## REQUIRED TASK 1
In the records, copy every line exactly, from the line containing "point [139, 249, 149, 259]" down to the line containing "legend-rank: 1 [499, 61, 506, 76]", with both of those lines included.

..........

Review of last recipe - Realize that this recipe was out of order (I hate when that happens) ... and why is a recipe needed for sweet potato puree? Isn't it just a natural result when mashing sweet potatoes?
TODAY'S RECIPE - BROCCOLI ROULADE
Recipe circa March 11, 1980 from Family Circle magazine
6 tbsp margarine (I will be using butter)
3/4 cup flour
3/4 tsp salt
3 1/2 cups milk
1 1/2 cups (approx 6 oz) shredded swiss cheese
6 eggs, separated
1 lb broccoli
1/4 tsp dry mustard
Grease a 15" x 10" x 1" jelly roll pan, line with foil and grease the foil.
Melt margarine (butter) in saucepan and blend in flour and salt. Slowly add 3 cups of the milk, stirring constantly until the sauce thickens and bubbles. Remove sauce from heat and pour 1 cup into a small saucepan and reserve.
Add 1/2 cup of the cheese to the larger amount of sauce, stirring until the cheese melts.
Beat egg whites in a small bowl with an electric mixer until soft peaks form. Beat egg yolks in a large bowl with same beaters until light and thick; about 3 minutes.

..........

## REQUIRED TASK 2
From the broccoli roulade recipe, rewrite everything from "TODAY'S RECIPE - BROCCOLI" down to "grease the foil.", putting "cornstarch" in place of "flour".

(Image layout annotations)
..........

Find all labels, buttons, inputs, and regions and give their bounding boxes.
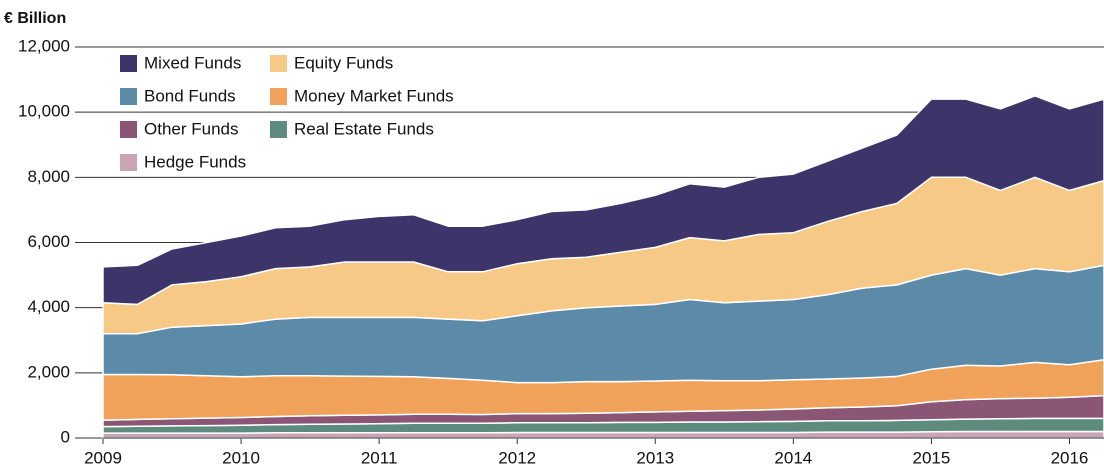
y-tick-label: 6,000 xyxy=(27,232,70,251)
x-tick-label: 2013 xyxy=(636,448,674,467)
x-tick-label: 2015 xyxy=(912,448,950,467)
legend-label: Equity Funds xyxy=(294,53,393,72)
x-tick-label: 2010 xyxy=(222,448,260,467)
legend-label: Hedge Funds xyxy=(144,152,246,171)
legend-label: Bond Funds xyxy=(144,86,236,105)
x-tick-label: 2011 xyxy=(361,448,398,467)
legend-swatch xyxy=(270,88,287,105)
legend-swatch xyxy=(120,154,137,171)
y-tick-label: 4,000 xyxy=(27,297,70,316)
y-axis-label: € Billion xyxy=(4,10,66,27)
legend-label: Real Estate Funds xyxy=(294,119,434,138)
legend-swatch xyxy=(270,55,287,72)
legend-swatch xyxy=(270,121,287,138)
legend-swatch xyxy=(120,121,137,138)
legend-label: Money Market Funds xyxy=(294,86,454,105)
x-tick-label: 2012 xyxy=(498,448,536,467)
legend-swatch xyxy=(120,55,137,72)
legend-label: Other Funds xyxy=(144,119,239,138)
area xyxy=(102,95,1104,306)
y-tick-label: 2,000 xyxy=(27,362,70,381)
legend-label: Mixed Funds xyxy=(144,53,241,72)
legend-swatch xyxy=(120,88,137,105)
y-tick-label: 0 xyxy=(61,427,70,446)
y-tick-label: 8,000 xyxy=(27,167,70,186)
y-tick-label: 12,000 xyxy=(18,36,70,55)
x-tick-label: 2016 xyxy=(1051,448,1089,467)
x-tick-label: 2009 xyxy=(84,448,122,467)
y-tick-label: 10,000 xyxy=(18,102,70,121)
x-tick-label: 2014 xyxy=(774,448,812,467)
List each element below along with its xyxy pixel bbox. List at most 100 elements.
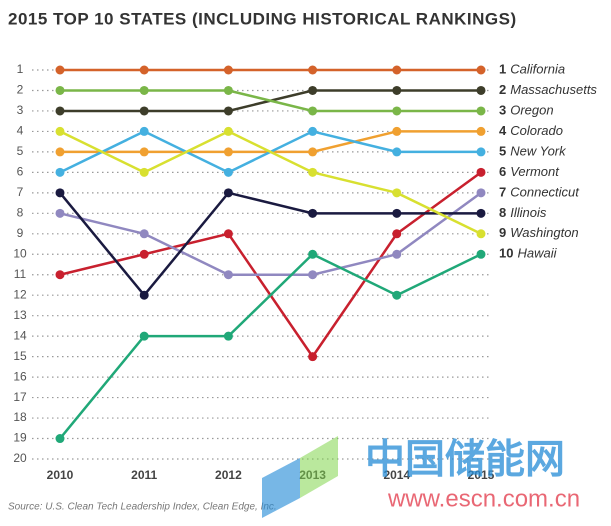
point [139, 249, 149, 259]
point [476, 188, 486, 198]
y-tick-label: 17 [13, 390, 27, 404]
y-tick-label: 15 [13, 349, 27, 363]
legend-label: Washington [510, 225, 578, 240]
legend-rank: 7 [499, 184, 506, 199]
point [392, 290, 402, 300]
point [55, 106, 65, 116]
watermark-shape [300, 436, 338, 498]
legend-label: New York [510, 143, 567, 158]
point [223, 188, 233, 198]
point [476, 126, 486, 136]
point [476, 106, 486, 116]
point [223, 147, 233, 157]
point [308, 65, 318, 75]
series-line [59, 191, 481, 298]
y-tick-label: 2 [17, 83, 24, 97]
y-tick-label: 4 [17, 124, 24, 138]
y-tick-label: 3 [17, 103, 24, 117]
watermark-shape [262, 458, 300, 518]
legend-rank: 9 [499, 225, 506, 240]
point [55, 167, 65, 177]
legend-label: Hawaii [517, 246, 557, 261]
lines [59, 68, 482, 440]
point [55, 85, 65, 95]
point [139, 167, 149, 177]
point [476, 167, 486, 177]
point [55, 434, 65, 444]
point [392, 249, 402, 259]
y-tick-label: 13 [13, 308, 27, 322]
legend-rank: 1 [499, 61, 506, 76]
point [308, 85, 318, 95]
point [476, 229, 486, 239]
series-line [59, 191, 482, 276]
y-tick-label: 10 [13, 246, 27, 260]
point [392, 208, 402, 218]
y-tick-label: 5 [17, 144, 24, 158]
y-tick-label: 11 [14, 267, 27, 281]
x-tick-label: 2012 [215, 468, 242, 482]
legend-label: Vermont [510, 164, 560, 179]
legend-rank: 10 [499, 246, 513, 261]
point [139, 331, 149, 341]
y-tick-label: 12 [13, 287, 27, 301]
point [139, 147, 149, 157]
x-tick-label: 2015 [468, 468, 495, 482]
point [476, 147, 486, 157]
point [139, 85, 149, 95]
chart-title: 2015 TOP 10 STATES (INCLUDING HISTORICAL… [8, 9, 517, 28]
point [223, 331, 233, 341]
point [476, 85, 486, 95]
legend-label: Colorado [510, 123, 563, 138]
point [223, 106, 233, 116]
point [223, 65, 233, 75]
point [139, 229, 149, 239]
legend-label: Massachusetts [510, 82, 597, 97]
series-line [60, 89, 481, 113]
legend-label: Connecticut [510, 184, 580, 199]
point [308, 106, 318, 116]
watermark-url: www.escn.com.cn [387, 485, 580, 512]
point [139, 126, 149, 136]
point [308, 249, 318, 259]
markers [55, 65, 486, 444]
y-tick-label: 8 [17, 205, 24, 219]
point [476, 208, 486, 218]
y-tick-label: 6 [17, 165, 24, 179]
legend-rank: 3 [499, 102, 506, 117]
y-tick-label: 1 [17, 62, 24, 76]
y-tick-label: 19 [13, 431, 27, 445]
y-tick-label: 14 [13, 328, 27, 342]
point [139, 290, 149, 300]
x-tick-label: 2011 [131, 468, 157, 482]
legend-rank: 8 [499, 205, 506, 220]
point [308, 126, 318, 136]
point [55, 208, 65, 218]
point [392, 106, 402, 116]
point [308, 167, 318, 177]
y-tick-label: 20 [13, 451, 27, 465]
point [55, 65, 65, 75]
x-tick-label: 2010 [47, 468, 74, 482]
point [392, 188, 402, 198]
legend-label: Oregon [510, 102, 553, 117]
x-tick-label: 2014 [383, 468, 410, 482]
point [55, 126, 65, 136]
point [308, 208, 318, 218]
point [392, 147, 402, 157]
point [308, 147, 318, 157]
source: Source: U.S. Clean Tech Leadership Index… [8, 502, 277, 513]
point [55, 147, 65, 157]
point [392, 85, 402, 95]
legend-rank: 2 [499, 82, 506, 97]
point [223, 126, 233, 136]
legend-label: California [510, 61, 565, 76]
point [392, 229, 402, 239]
point [223, 270, 233, 280]
legend-rank: 4 [499, 123, 507, 138]
watermark: 中国储能网 www.escn.com.cn [262, 436, 580, 518]
y-tick-label: 9 [17, 226, 24, 240]
legend-label: Illinois [510, 205, 547, 220]
point [55, 270, 65, 280]
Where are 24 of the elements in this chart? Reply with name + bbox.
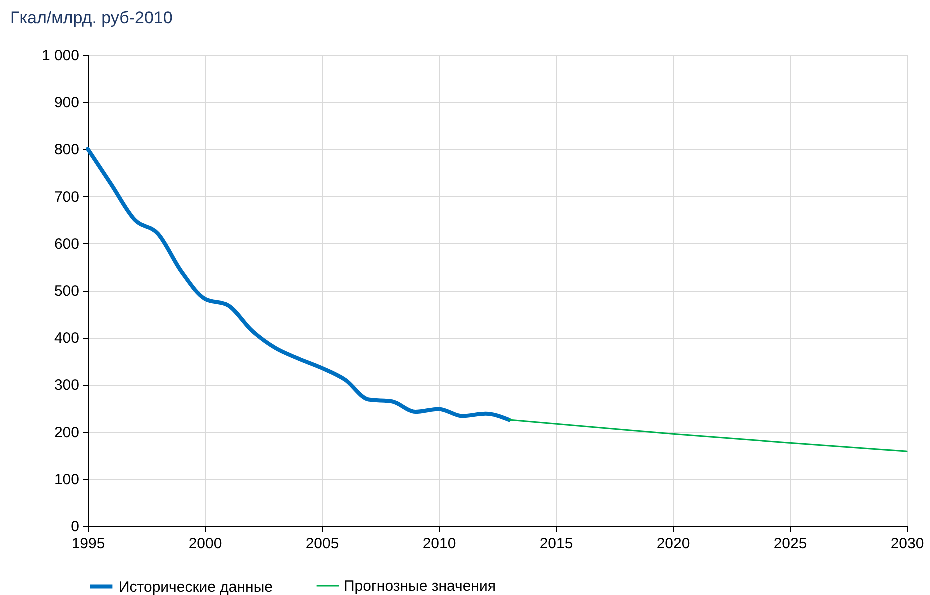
y-tick-label: 500 — [54, 283, 80, 300]
x-tick-label: 2005 — [306, 536, 340, 552]
x-tick-label: 1995 — [72, 536, 106, 552]
x-tick-label: 2025 — [774, 536, 808, 552]
y-tick-label: 600 — [54, 236, 80, 253]
y-tick-label: 200 — [54, 424, 80, 442]
line-series — [86, 147, 512, 422]
legend-label: Прогнозные значения — [344, 578, 496, 595]
y-tick-label: 300 — [54, 377, 80, 394]
y-tick-label: 100 — [54, 471, 80, 488]
y-tick-label: 0 — [71, 518, 80, 536]
x-tick-label: 2030 — [890, 536, 924, 552]
y-tick-label: 1 000 — [42, 48, 80, 64]
y-axis-title: Гкал/млрд. руб-2010 — [10, 8, 173, 28]
y-tick-label: 800 — [54, 142, 80, 159]
y-tick-label: 700 — [54, 188, 80, 206]
x-tick-label: 2000 — [188, 536, 222, 552]
line-series — [508, 419, 908, 452]
x-tick-label: 2015 — [540, 536, 574, 552]
legend-label: Исторические данные — [119, 578, 273, 595]
y-tick-label: 900 — [54, 94, 80, 112]
y-tick-label: 400 — [54, 330, 80, 348]
x-tick-label: 2010 — [422, 536, 456, 552]
x-tick-label: 2020 — [656, 536, 690, 552]
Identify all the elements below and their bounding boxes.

..........

## WRITTEN ANSWER 1
point [139, 249, 149, 259]
point [476, 188, 486, 198]
y-tick-label: 17 [13, 390, 27, 404]
y-tick-label: 15 [13, 349, 27, 363]
legend-label: Washington [510, 225, 578, 240]
legend-rank: 7 [499, 184, 506, 199]
point [392, 290, 402, 300]
point [55, 106, 65, 116]
watermark-shape [300, 436, 338, 498]
legend-label: New York [510, 143, 567, 158]
point [223, 188, 233, 198]
point [476, 126, 486, 136]
point [476, 106, 486, 116]
point [223, 147, 233, 157]
point [308, 65, 318, 75]
series-line [59, 191, 481, 298]
y-tick-label: 2 [17, 83, 24, 97]
y-tick-label: 4 [17, 124, 24, 138]
y-tick-label: 3 [17, 103, 24, 117]
watermark-shape [262, 458, 300, 518]
legend-rank: 9 [499, 225, 506, 240]
point [55, 167, 65, 177]
legend-label: Hawaii [517, 246, 557, 261]
lines [59, 68, 482, 440]
point [55, 85, 65, 95]
point [139, 167, 149, 177]
point [476, 167, 486, 177]
point [55, 434, 65, 444]
point [392, 249, 402, 259]
y-tick-label: 13 [13, 308, 27, 322]
legend-rank: 1 [499, 61, 506, 76]

## WRITTEN ANSWER 2
TODAY'S RECIPE - BROCCOLI ROULADE
Recipe circa March 11, 1980 from Family Circle magazine
6 tbsp margarine (I will be using butter)
3/4 cup cornstarch
3/4 tsp salt
3 1/2 cups milk
1 1/2 cups (approx 6 oz) shredded swiss cheese
6 eggs, separated
1 lb broccoli
1/4 tsp dry mustard
Grease a 15" x 10" x 1" jelly roll pan, line with foil and grease the foil.